#### What this task involves:
Your task is to output all the records below, word for word.

#### Supplied records:

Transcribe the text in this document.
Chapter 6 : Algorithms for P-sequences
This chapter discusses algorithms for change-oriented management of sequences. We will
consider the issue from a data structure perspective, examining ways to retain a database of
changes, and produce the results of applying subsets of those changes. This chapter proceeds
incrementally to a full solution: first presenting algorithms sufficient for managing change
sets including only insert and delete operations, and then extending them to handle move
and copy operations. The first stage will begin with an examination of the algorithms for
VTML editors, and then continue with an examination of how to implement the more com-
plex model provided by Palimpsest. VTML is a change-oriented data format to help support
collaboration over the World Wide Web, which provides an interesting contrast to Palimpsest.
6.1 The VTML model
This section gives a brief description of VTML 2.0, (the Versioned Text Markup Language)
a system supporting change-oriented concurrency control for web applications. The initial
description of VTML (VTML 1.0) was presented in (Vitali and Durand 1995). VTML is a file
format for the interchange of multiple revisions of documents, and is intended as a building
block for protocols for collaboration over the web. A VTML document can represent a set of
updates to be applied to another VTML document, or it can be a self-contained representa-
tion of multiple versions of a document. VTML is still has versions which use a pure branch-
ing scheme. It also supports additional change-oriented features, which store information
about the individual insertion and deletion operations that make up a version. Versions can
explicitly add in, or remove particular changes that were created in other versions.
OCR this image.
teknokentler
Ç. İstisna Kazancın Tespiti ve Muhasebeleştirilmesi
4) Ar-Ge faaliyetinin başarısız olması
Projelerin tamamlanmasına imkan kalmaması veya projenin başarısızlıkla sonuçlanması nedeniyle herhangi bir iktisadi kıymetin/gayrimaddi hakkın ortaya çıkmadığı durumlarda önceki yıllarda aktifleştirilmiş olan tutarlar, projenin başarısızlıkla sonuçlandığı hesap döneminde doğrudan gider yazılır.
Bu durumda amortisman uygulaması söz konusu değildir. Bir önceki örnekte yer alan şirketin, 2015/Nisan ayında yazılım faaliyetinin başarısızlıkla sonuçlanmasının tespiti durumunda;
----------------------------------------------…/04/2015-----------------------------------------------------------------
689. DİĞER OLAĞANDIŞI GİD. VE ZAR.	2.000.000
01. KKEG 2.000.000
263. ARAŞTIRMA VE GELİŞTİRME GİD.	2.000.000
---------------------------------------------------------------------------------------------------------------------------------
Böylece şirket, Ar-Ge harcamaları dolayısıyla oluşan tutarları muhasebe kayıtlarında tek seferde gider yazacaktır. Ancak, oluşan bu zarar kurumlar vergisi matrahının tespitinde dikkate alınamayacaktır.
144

#### Correct output:
Transcribe the text in this document.
Chapter 6 : Algorithms for P-sequences
This chapter discusses algorithms for change-oriented management of sequences. We will
consider the issue from a data structure perspective, examining ways to retain a database of
changes, and produce the results of applying subsets of those changes. This chapter proceeds
incrementally to a full solution: first presenting algorithms sufficient for managing change
sets including only insert and delete operations, and then extending them to handle move
and copy operations. The first stage will begin with an examination of the algorithms for
VTML editors, and then continue with an examination of how to implement the more com-
plex model provided by Palimpsest. VTML is a change-oriented data format to help support
collaboration over the World Wide Web, which provides an interesting contrast to Palimpsest.
6.1 The VTML model
This section gives a brief description of VTML 2.0, (the Versioned Text Markup Language)
a system supporting change-oriented concurrency control for web applications. The initial
description of VTML (VTML 1.0) was presented in (Vitali and Durand 1995). VTML is a file
format for the interchange of multiple revisions of documents, and is intended as a building
block for protocols for collaboration over the web. A VTML document can represent a set of
updates to be applied to another VTML document, or it can be a self-contained representa-
tion of multiple versions of a document. VTML is still has versions which use a pure branch-
ing scheme. It also supports additional change-oriented features, which store information
about the individual insertion and deletion operations that make up a version. Versions can
explicitly add in, or remove particular changes that were created in other versions.
OCR this image.
teknokentler
Ç. İstisna Kazancın Tespiti ve Muhasebeleştirilmesi
4) Ar-Ge faaliyetinin başarısız olması
Projelerin tamamlanmasına imkan kalmaması veya projenin başarısızlıkla sonuçlanması nedeniyle herhangi bir iktisadi kıymetin/gayrimaddi hakkın ortaya çıkmadığı durumlarda önceki yıllarda aktifleştirilmiş olan tutarlar, projenin başarısızlıkla sonuçlandığı hesap döneminde doğrudan gider yazılır.
Bu durumda amortisman uygulaması söz konusu değildir. Bir önceki örnekte yer alan şirketin, 2015/Nisan ayında yazılım faaliyetinin başarısızlıkla sonuçlanmasının tespiti durumunda;
----------------------------------------------…/04/2015-----------------------------------------------------------------
689. DİĞER OLAĞANDIŞI GİD. VE ZAR.	2.000.000
01. KKEG 2.000.000
263. ARAŞTIRMA VE GELİŞTİRME GİD.	2.000.000
---------------------------------------------------------------------------------------------------------------------------------
Böylece şirket, Ar-Ge harcamaları dolayısıyla oluşan tutarları muhasebe kayıtlarında tek seferde gider yazacaktır. Ancak, oluşan bu zarar kurumlar vergisi matrahının tespitinde dikkate alınamayacaktır.
144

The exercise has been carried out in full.